Extracted data entries:
━━━━━━━━━━━━━━━━━━━━
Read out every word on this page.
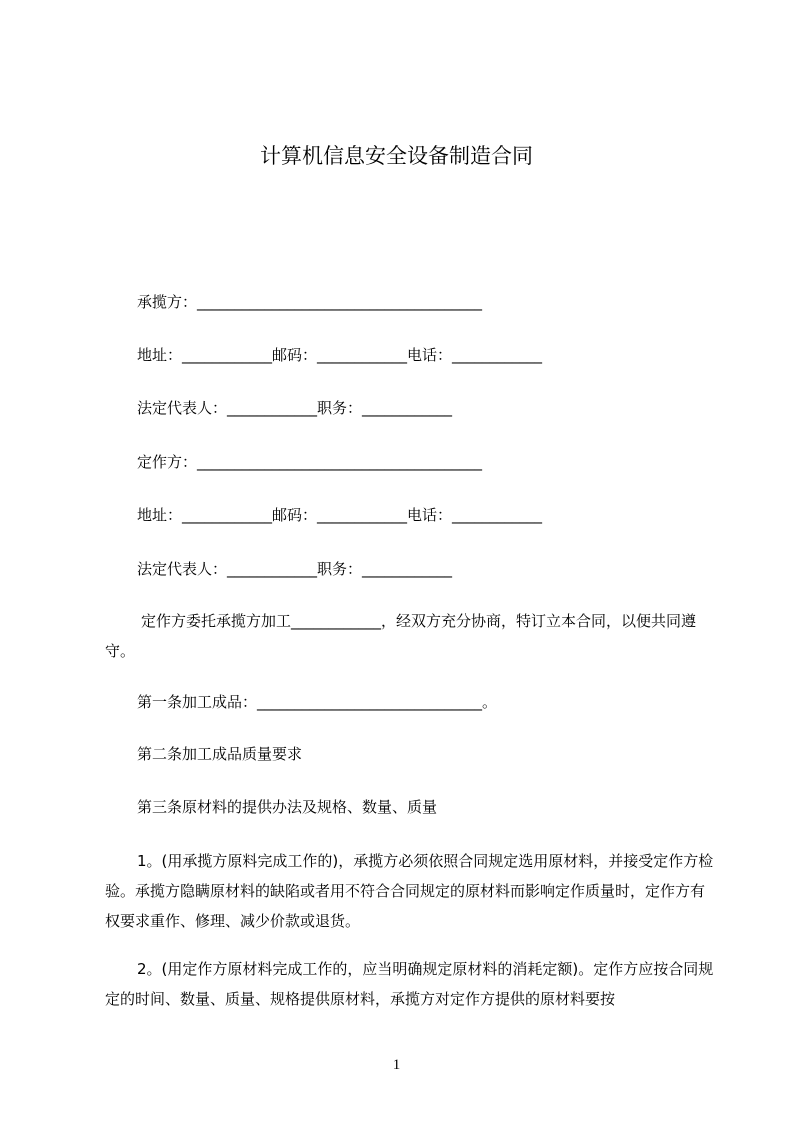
计算机信息安全设备制造合同
承揽方：______________________________________
地址：____________邮码：____________电话：____________
法定代表人：____________职务：____________
定作方：______________________________________
地址：____________邮码：____________电话：____________
法定代表人：____________职务：____________
定作方委托承揽方加工____________，经双方充分协商，特订立本合同，以便共同遵守。
第一条加工成品：______________________________。
第二条加工成品质量要求
第三条原材料的提供办法及规格、数量、质量
1。(用承揽方原料完成工作的)，承揽方必须依照合同规定选用原材料，并接受定作方检验。承揽方隐瞒原材料的缺陷或者用不符合合同规定的原材料而影响定作质量时，定作方有权要求重作、修理、减少价款或退货。
2。(用定作方原材料完成工作的，应当明确规定原材料的消耗定额)。定作方应按合同规定的时间、数量、质量、规格提供原材料，承揽方对定作方提供的原材料要按
1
━━━━━━━━━━━━━━━━━━━━
Write the records out once more, exactly as they appear, with no pictures.

» Exercise result:
Read out every word on this page.
计算机信息安全设备制造合同
承揽方：______________________________________
地址：____________邮码：____________电话：____________
法定代表人：____________职务：____________
定作方：______________________________________
地址：____________邮码：____________电话：____________
法定代表人：____________职务：____________
定作方委托承揽方加工____________，经双方充分协商，特订立本合同，以便共同遵守。
第一条加工成品：______________________________。
第二条加工成品质量要求
第三条原材料的提供办法及规格、数量、质量
1。(用承揽方原料完成工作的)，承揽方必须依照合同规定选用原材料，并接受定作方检验。承揽方隐瞒原材料的缺陷或者用不符合合同规定的原材料而影响定作质量时，定作方有权要求重作、修理、减少价款或退货。
2。(用定作方原材料完成工作的，应当明确规定原材料的消耗定额)。定作方应按合同规定的时间、数量、质量、规格提供原材料，承揽方对定作方提供的原材料要按
1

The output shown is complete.